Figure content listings

□ □ □ □

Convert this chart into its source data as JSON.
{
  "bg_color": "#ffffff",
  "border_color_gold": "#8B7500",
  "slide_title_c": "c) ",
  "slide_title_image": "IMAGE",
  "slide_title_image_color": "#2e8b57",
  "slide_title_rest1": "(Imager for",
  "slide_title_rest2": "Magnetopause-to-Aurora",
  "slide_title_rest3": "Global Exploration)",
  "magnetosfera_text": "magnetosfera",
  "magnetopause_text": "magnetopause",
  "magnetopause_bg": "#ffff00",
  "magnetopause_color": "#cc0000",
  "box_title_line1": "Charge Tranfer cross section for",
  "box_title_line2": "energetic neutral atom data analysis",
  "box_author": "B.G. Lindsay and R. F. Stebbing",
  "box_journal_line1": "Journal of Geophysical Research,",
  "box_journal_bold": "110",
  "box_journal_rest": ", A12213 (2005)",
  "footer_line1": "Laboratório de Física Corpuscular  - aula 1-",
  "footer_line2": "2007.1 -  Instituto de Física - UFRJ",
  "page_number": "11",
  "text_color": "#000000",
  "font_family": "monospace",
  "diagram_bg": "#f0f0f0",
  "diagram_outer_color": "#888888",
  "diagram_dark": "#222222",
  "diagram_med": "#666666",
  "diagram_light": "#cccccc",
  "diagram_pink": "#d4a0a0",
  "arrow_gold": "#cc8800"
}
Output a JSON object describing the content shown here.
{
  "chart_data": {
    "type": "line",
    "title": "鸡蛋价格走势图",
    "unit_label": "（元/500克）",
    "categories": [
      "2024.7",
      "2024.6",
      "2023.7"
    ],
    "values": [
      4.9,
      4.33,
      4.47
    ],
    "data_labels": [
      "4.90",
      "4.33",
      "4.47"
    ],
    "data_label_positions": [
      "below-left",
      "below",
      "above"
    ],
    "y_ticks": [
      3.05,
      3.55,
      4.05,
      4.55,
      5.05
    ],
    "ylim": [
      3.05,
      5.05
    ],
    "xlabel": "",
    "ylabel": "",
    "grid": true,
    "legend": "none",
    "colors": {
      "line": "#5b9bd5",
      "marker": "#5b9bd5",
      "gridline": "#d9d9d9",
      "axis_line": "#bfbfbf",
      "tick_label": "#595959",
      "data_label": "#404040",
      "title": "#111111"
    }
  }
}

□ □ □ □

GOAL OF THE EXERCISE →
Recopy the entries above exactly, with every line included.

OUTPUT →
Convert this chart into its source data as JSON.
{
  "bg_color": "#ffffff",
  "border_color_gold": "#8B7500",
  "slide_title_c": "c) ",
  "slide_title_image": "IMAGE",
  "slide_title_image_color": "#2e8b57",
  "slide_title_rest1": "(Imager for",
  "slide_title_rest2": "Magnetopause-to-Aurora",
  "slide_title_rest3": "Global Exploration)",
  "magnetosfera_text": "magnetosfera",
  "magnetopause_text": "magnetopause",
  "magnetopause_bg": "#ffff00",
  "magnetopause_color": "#cc0000",
  "box_title_line1": "Charge Tranfer cross section for",
  "box_title_line2": "energetic neutral atom data analysis",
  "box_author": "B.G. Lindsay and R. F. Stebbing",
  "box_journal_line1": "Journal of Geophysical Research,",
  "box_journal_bold": "110",
  "box_journal_rest": ", A12213 (2005)",
  "footer_line1": "Laboratório de Física Corpuscular  - aula 1-",
  "footer_line2": "2007.1 -  Instituto de Física - UFRJ",
  "page_number": "11",
  "text_color": "#000000",
  "font_family": "monospace",
  "diagram_bg": "#f0f0f0",
  "diagram_outer_color": "#888888",
  "diagram_dark": "#222222",
  "diagram_med": "#666666",
  "diagram_light": "#cccccc",
  "diagram_pink": "#d4a0a0",
  "arrow_gold": "#cc8800"
}
Output a JSON object describing the content shown here.
{
  "chart_data": {
    "type": "line",
    "title": "鸡蛋价格走势图",
    "unit_label": "（元/500克）",
    "categories": [
      "2024.7",
      "2024.6",
      "2023.7"
    ],
    "values": [
      4.9,
      4.33,
      4.47
    ],
    "data_labels": [
      "4.90",
      "4.33",
      "4.47"
    ],
    "data_label_positions": [
      "below-left",
      "below",
      "above"
    ],
    "y_ticks": [
      3.05,
      3.55,
      4.05,
      4.55,
      5.05
    ],
    "ylim": [
      3.05,
      5.05
    ],
    "xlabel": "",
    "ylabel": "",
    "grid": true,
    "legend": "none",
    "colors": {
      "line": "#5b9bd5",
      "marker": "#5b9bd5",
      "gridline": "#d9d9d9",
      "axis_line": "#bfbfbf",
      "tick_label": "#595959",
      "data_label": "#404040",
      "title": "#111111"
    }
  }
}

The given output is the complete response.